* start Data to use *

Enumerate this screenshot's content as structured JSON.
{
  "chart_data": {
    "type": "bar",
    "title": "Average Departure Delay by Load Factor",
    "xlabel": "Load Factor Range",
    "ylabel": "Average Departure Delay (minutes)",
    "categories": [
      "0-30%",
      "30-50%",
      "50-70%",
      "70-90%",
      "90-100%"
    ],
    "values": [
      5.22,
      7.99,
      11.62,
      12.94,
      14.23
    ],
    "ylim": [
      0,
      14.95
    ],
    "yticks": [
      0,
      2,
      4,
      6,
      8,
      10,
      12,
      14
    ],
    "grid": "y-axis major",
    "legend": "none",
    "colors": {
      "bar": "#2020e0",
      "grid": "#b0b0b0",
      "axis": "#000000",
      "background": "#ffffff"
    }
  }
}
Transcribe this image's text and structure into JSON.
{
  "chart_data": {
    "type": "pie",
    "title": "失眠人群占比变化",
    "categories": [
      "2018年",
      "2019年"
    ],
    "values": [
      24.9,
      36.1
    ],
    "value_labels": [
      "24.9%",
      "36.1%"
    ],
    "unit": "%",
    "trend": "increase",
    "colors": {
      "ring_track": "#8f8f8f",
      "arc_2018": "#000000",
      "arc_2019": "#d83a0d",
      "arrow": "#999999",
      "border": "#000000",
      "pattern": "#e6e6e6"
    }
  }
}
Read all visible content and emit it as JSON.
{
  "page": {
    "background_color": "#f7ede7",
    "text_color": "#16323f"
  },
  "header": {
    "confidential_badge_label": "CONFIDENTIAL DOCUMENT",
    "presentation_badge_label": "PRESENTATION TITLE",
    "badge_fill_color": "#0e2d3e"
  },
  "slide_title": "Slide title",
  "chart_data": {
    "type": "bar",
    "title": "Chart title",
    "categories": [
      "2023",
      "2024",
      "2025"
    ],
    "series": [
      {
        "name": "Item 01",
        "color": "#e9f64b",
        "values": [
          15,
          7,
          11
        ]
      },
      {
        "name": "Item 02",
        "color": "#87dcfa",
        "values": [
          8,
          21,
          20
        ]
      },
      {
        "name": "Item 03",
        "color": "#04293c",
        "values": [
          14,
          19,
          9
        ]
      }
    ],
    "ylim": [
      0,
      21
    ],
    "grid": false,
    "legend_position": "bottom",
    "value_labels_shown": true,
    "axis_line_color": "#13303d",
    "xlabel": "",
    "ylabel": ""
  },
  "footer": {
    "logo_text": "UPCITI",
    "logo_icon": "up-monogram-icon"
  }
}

* end Data to use *

## Given instruction
Return every line of the material exactly.

## Task response
Enumerate this screenshot's content as structured JSON.
{
  "chart_data": {
    "type": "bar",
    "title": "Average Departure Delay by Load Factor",
    "xlabel": "Load Factor Range",
    "ylabel": "Average Departure Delay (minutes)",
    "categories": [
      "0-30%",
      "30-50%",
      "50-70%",
      "70-90%",
      "90-100%"
    ],
    "values": [
      5.22,
      7.99,
      11.62,
      12.94,
      14.23
    ],
    "ylim": [
      0,
      14.95
    ],
    "yticks": [
      0,
      2,
      4,
      6,
      8,
      10,
      12,
      14
    ],
    "grid": "y-axis major",
    "legend": "none",
    "colors": {
      "bar": "#2020e0",
      "grid": "#b0b0b0",
      "axis": "#000000",
      "background": "#ffffff"
    }
  }
}
Transcribe this image's text and structure into JSON.
{
  "chart_data": {
    "type": "pie",
    "title": "失眠人群占比变化",
    "categories": [
      "2018年",
      "2019年"
    ],
    "values": [
      24.9,
      36.1
    ],
    "value_labels": [
      "24.9%",
      "36.1%"
    ],
    "unit": "%",
    "trend": "increase",
    "colors": {
      "ring_track": "#8f8f8f",
      "arc_2018": "#000000",
      "arc_2019": "#d83a0d",
      "arrow": "#999999",
      "border": "#000000",
      "pattern": "#e6e6e6"
    }
  }
}
Read all visible content and emit it as JSON.
{
  "page": {
    "background_color": "#f7ede7",
    "text_color": "#16323f"
  },
  "header": {
    "confidential_badge_label": "CONFIDENTIAL DOCUMENT",
    "presentation_badge_label": "PRESENTATION TITLE",
    "badge_fill_color": "#0e2d3e"
  },
  "slide_title": "Slide title",
  "chart_data": {
    "type": "bar",
    "title": "Chart title",
    "categories": [
      "2023",
      "2024",
      "2025"
    ],
    "series": [
      {
        "name": "Item 01",
        "color": "#e9f64b",
        "values": [
          15,
          7,
          11
        ]
      },
      {
        "name": "Item 02",
        "color": "#87dcfa",
        "values": [
          8,
          21,
          20
        ]
      },
      {
        "name": "Item 03",
        "color": "#04293c",
        "values": [
          14,
          19,
          9
        ]
      }
    ],
    "ylim": [
      0,
      21
    ],
    "grid": false,
    "legend_position": "bottom",
    "value_labels_shown": true,
    "axis_line_color": "#13303d",
    "xlabel": "",
    "ylabel": ""
  },
  "footer": {
    "logo_text": "UPCITI",
    "logo_icon": "up-monogram-icon"
  }
}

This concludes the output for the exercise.